## WORK TO BE COMPLETED
Keep only the lines of the data below that contain "ylabel", and copy them.

# Start of TASK INPUTS

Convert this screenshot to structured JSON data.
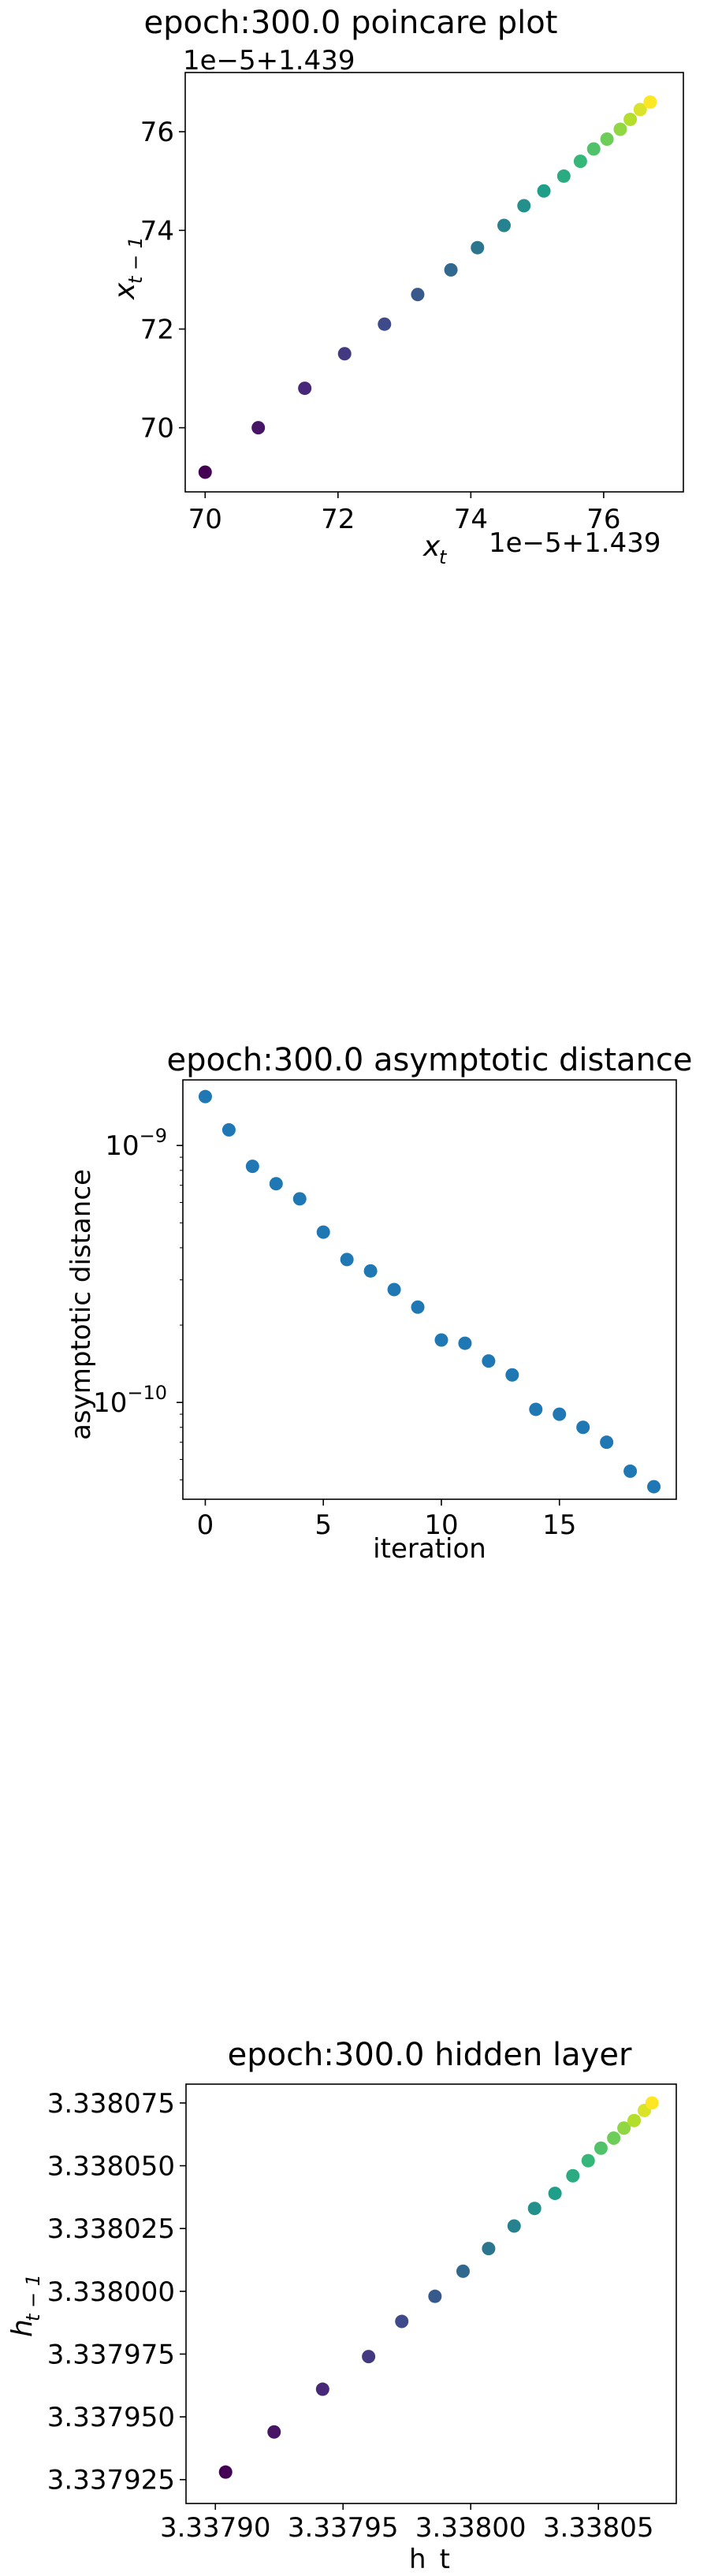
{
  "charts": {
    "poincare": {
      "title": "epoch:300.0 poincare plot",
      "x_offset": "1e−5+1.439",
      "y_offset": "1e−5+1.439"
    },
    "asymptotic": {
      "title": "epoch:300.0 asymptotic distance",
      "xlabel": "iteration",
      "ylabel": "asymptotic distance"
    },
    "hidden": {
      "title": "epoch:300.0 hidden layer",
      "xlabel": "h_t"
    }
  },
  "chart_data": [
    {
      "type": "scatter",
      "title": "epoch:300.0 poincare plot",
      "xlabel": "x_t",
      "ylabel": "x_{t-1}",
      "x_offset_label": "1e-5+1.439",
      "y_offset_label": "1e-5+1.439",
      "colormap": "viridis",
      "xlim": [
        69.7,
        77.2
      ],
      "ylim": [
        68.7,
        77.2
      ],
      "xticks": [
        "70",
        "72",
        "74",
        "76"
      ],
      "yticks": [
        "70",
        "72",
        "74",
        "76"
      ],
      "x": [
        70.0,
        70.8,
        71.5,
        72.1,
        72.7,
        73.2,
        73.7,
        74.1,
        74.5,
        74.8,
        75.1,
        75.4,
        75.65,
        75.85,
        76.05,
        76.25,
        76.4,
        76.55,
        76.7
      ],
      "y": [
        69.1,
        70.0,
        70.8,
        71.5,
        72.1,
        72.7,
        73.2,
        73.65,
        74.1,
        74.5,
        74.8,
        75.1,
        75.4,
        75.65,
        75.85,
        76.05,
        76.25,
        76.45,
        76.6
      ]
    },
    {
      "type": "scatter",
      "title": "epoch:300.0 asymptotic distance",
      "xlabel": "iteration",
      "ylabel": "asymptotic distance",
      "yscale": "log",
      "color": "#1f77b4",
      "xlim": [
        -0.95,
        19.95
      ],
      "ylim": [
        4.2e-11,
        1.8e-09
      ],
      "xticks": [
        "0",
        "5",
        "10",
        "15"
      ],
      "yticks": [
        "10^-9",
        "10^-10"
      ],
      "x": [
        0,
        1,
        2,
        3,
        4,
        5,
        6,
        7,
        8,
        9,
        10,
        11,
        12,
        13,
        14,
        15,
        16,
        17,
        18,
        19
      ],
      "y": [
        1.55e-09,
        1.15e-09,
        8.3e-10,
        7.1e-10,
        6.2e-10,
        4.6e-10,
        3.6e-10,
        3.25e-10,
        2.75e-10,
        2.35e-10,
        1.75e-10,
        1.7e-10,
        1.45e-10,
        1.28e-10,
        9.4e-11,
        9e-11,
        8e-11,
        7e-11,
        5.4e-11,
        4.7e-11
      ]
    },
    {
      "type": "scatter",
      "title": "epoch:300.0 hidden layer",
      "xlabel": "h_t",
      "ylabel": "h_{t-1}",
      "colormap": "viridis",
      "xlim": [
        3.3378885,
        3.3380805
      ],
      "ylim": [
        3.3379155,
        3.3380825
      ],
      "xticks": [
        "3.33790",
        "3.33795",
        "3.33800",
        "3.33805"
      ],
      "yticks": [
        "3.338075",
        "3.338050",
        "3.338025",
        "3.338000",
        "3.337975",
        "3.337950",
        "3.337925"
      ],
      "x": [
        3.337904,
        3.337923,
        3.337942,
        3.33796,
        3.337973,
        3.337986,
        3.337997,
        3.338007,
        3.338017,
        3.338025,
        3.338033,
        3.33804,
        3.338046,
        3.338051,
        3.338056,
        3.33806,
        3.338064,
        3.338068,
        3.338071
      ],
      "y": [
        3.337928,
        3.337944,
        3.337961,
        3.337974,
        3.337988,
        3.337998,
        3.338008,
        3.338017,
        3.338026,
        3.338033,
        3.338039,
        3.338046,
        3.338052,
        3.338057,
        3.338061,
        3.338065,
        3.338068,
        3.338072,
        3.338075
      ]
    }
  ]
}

# End of TASK INPUTS
# Start of TASK INPUTS

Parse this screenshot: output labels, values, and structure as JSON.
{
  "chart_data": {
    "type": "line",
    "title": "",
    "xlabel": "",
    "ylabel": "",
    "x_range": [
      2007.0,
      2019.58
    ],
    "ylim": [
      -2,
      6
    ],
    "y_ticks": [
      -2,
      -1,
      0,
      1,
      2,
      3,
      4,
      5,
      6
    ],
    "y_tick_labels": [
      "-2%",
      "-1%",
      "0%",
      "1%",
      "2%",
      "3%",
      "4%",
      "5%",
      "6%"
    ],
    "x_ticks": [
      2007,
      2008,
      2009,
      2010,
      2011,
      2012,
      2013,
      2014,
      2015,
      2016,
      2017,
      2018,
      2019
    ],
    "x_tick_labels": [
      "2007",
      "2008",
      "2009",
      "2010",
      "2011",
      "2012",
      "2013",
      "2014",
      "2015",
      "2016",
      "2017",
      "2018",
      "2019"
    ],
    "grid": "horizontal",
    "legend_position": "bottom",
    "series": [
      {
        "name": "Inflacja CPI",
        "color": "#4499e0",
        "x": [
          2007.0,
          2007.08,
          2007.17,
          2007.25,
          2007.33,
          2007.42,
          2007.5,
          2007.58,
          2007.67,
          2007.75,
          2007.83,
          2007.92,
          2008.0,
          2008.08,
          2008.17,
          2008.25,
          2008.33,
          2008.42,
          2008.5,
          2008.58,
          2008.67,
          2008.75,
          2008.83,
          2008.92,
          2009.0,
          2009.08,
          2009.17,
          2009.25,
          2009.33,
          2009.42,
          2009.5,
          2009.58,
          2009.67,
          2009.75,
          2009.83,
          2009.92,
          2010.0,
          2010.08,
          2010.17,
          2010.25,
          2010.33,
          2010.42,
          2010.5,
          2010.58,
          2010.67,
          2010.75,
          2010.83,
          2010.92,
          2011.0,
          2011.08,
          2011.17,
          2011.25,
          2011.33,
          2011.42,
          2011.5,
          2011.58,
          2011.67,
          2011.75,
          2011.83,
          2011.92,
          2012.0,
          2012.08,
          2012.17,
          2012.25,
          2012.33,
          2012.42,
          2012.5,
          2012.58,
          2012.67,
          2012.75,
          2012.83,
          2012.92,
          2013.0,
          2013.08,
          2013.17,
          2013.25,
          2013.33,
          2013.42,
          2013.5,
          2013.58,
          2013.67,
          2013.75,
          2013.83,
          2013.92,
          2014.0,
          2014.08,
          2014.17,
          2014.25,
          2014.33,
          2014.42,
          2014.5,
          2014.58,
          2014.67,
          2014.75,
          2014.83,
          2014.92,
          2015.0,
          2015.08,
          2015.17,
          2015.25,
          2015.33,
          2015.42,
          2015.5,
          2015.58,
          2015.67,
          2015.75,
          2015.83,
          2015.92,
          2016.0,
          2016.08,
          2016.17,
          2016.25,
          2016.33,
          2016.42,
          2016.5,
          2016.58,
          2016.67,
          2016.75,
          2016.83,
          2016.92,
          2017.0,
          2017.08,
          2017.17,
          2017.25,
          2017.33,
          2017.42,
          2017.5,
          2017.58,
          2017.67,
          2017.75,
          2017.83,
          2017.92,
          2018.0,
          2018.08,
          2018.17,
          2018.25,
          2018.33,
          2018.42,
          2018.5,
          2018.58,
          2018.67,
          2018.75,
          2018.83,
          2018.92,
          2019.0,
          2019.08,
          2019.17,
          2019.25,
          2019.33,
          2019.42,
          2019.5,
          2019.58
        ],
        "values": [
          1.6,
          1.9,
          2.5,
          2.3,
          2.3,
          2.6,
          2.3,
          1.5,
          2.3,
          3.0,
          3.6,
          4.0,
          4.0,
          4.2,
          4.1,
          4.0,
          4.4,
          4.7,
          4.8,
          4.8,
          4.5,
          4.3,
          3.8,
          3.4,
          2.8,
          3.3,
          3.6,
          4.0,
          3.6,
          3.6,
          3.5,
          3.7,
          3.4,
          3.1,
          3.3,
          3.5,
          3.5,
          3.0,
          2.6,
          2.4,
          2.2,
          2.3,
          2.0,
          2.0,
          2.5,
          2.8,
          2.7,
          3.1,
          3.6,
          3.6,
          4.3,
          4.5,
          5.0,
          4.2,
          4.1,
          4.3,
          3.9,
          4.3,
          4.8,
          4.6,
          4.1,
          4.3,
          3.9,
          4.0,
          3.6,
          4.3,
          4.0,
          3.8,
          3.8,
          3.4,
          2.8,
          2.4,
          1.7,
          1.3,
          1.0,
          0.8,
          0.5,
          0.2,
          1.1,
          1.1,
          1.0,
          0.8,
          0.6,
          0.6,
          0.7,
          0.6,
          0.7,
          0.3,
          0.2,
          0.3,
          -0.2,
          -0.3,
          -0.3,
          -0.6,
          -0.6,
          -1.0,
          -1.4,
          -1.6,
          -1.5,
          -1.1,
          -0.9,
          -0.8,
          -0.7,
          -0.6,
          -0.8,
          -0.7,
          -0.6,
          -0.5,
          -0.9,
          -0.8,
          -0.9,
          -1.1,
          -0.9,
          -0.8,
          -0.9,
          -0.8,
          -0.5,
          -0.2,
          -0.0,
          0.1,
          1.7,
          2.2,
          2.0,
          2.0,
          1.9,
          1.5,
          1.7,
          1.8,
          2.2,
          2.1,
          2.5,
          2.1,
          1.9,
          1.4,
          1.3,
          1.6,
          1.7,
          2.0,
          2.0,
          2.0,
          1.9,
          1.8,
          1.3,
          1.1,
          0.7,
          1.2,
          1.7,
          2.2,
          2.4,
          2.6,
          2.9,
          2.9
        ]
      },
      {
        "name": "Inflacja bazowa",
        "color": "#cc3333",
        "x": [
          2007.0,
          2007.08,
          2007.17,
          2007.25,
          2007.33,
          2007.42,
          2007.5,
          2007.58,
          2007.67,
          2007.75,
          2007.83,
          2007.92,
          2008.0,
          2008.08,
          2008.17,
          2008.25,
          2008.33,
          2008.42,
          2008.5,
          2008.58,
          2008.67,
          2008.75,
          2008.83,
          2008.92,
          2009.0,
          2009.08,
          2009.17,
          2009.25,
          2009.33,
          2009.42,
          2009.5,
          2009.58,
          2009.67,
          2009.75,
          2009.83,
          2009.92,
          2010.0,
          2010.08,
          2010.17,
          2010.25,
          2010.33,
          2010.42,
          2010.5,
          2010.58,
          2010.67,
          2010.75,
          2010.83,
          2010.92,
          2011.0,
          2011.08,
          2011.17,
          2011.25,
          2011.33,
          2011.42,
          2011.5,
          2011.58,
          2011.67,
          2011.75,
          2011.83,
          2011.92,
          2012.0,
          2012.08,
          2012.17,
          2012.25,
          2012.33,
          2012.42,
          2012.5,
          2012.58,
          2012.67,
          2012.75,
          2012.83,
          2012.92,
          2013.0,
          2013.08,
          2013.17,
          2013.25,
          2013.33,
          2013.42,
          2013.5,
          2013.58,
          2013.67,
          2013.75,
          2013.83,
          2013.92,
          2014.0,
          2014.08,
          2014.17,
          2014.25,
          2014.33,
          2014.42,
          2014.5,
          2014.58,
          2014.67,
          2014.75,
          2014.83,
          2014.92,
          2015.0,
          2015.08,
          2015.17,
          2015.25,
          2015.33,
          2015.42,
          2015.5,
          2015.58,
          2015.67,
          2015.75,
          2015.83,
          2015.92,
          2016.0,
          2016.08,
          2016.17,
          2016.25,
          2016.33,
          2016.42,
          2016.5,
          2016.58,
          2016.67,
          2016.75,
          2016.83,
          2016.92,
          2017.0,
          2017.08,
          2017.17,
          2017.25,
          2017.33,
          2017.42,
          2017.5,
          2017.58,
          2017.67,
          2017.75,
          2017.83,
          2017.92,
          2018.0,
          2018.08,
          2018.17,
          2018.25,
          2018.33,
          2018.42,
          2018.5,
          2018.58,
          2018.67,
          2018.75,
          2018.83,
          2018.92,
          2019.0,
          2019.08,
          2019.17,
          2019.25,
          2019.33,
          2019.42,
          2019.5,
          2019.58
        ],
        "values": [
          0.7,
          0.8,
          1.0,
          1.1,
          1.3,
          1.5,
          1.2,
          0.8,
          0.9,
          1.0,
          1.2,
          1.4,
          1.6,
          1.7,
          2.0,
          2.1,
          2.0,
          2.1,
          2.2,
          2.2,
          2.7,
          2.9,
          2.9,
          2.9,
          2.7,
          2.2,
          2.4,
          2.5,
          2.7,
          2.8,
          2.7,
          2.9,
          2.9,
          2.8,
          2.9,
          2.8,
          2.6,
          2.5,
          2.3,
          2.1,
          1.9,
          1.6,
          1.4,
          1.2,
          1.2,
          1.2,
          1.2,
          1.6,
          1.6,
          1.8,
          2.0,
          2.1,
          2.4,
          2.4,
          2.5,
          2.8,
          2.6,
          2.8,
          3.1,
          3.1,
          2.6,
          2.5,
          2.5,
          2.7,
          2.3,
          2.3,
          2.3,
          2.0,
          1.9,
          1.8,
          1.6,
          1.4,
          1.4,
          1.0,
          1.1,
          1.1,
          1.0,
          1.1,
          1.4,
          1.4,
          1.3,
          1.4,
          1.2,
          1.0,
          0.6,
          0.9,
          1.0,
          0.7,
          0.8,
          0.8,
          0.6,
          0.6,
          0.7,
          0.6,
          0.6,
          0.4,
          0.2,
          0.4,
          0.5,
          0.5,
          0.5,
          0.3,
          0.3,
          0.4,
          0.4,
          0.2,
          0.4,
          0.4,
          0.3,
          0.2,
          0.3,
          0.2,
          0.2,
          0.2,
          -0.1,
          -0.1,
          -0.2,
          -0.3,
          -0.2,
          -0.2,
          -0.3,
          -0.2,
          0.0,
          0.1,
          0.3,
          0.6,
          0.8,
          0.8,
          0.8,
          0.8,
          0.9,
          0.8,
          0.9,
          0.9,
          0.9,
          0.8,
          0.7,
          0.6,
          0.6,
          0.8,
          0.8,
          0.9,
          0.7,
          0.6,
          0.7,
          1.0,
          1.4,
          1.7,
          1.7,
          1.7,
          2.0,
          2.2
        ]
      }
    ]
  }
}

# End of TASK INPUTS

## WRITTEN REPLY
      "ylabel": "asymptotic distance"
      "ylabel": "x_{t-1}",
      "ylabel": "asymptotic distance",
      "ylabel": "h_{t-1}",
    "ylabel": "",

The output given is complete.